# Exercise prompt
Give the data below again, word for word.

Figure contents as structured data:
──────────
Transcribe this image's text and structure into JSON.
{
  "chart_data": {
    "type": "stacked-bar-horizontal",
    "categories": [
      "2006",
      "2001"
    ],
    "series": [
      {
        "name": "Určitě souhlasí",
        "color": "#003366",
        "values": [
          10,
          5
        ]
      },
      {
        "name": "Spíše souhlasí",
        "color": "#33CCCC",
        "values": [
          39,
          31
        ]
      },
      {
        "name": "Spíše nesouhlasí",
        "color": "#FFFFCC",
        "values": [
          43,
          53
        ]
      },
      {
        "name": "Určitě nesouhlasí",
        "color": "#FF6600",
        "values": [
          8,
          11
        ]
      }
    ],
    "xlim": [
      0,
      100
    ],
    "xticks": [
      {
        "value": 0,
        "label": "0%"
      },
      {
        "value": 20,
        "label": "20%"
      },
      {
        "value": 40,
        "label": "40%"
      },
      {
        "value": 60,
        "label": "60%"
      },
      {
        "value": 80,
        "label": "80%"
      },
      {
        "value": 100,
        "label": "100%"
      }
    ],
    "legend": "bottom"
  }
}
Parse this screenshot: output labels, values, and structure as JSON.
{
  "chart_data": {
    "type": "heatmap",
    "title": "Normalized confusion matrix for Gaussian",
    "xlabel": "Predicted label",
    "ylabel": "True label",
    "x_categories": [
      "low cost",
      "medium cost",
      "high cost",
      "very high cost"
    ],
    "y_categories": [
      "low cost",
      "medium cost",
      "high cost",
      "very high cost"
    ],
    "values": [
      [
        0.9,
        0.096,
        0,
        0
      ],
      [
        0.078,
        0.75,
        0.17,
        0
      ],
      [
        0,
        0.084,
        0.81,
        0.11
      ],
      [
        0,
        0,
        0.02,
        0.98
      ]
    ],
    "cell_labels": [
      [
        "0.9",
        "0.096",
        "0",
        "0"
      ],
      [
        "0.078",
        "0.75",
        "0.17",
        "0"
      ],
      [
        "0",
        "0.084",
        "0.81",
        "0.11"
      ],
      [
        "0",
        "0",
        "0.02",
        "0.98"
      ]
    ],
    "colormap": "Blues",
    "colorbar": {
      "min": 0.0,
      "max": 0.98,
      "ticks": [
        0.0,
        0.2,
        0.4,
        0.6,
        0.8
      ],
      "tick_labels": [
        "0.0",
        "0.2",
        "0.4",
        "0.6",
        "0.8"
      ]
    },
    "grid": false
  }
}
──────────
# The answer
Transcribe this image's text and structure into JSON.
{
  "chart_data": {
    "type": "stacked-bar-horizontal",
    "categories": [
      "2006",
      "2001"
    ],
    "series": [
      {
        "name": "Určitě souhlasí",
        "color": "#003366",
        "values": [
          10,
          5
        ]
      },
      {
        "name": "Spíše souhlasí",
        "color": "#33CCCC",
        "values": [
          39,
          31
        ]
      },
      {
        "name": "Spíše nesouhlasí",
        "color": "#FFFFCC",
        "values": [
          43,
          53
        ]
      },
      {
        "name": "Určitě nesouhlasí",
        "color": "#FF6600",
        "values": [
          8,
          11
        ]
      }
    ],
    "xlim": [
      0,
      100
    ],
    "xticks": [
      {
        "value": 0,
        "label": "0%"
      },
      {
        "value": 20,
        "label": "20%"
      },
      {
        "value": 40,
        "label": "40%"
      },
      {
        "value": 60,
        "label": "60%"
      },
      {
        "value": 80,
        "label": "80%"
      },
      {
        "value": 100,
        "label": "100%"
      }
    ],
    "legend": "bottom"
  }
}
Parse this screenshot: output labels, values, and structure as JSON.
{
  "chart_data": {
    "type": "heatmap",
    "title": "Normalized confusion matrix for Gaussian",
    "xlabel": "Predicted label",
    "ylabel": "True label",
    "x_categories": [
      "low cost",
      "medium cost",
      "high cost",
      "very high cost"
    ],
    "y_categories": [
      "low cost",
      "medium cost",
      "high cost",
      "very high cost"
    ],
    "values": [
      [
        0.9,
        0.096,
        0,
        0
      ],
      [
        0.078,
        0.75,
        0.17,
        0
      ],
      [
        0,
        0.084,
        0.81,
        0.11
      ],
      [
        0,
        0,
        0.02,
        0.98
      ]
    ],
    "cell_labels": [
      [
        "0.9",
        "0.096",
        "0",
        "0"
      ],
      [
        "0.078",
        "0.75",
        "0.17",
        "0"
      ],
      [
        "0",
        "0.084",
        "0.81",
        "0.11"
      ],
      [
        "0",
        "0",
        "0.02",
        "0.98"
      ]
    ],
    "colormap": "Blues",
    "colorbar": {
      "min": 0.0,
      "max": 0.98,
      "ticks": [
        0.0,
        0.2,
        0.4,
        0.6,
        0.8
      ],
      "tick_labels": [
        "0.0",
        "0.2",
        "0.4",
        "0.6",
        "0.8"
      ]
    },
    "grid": false
  }
}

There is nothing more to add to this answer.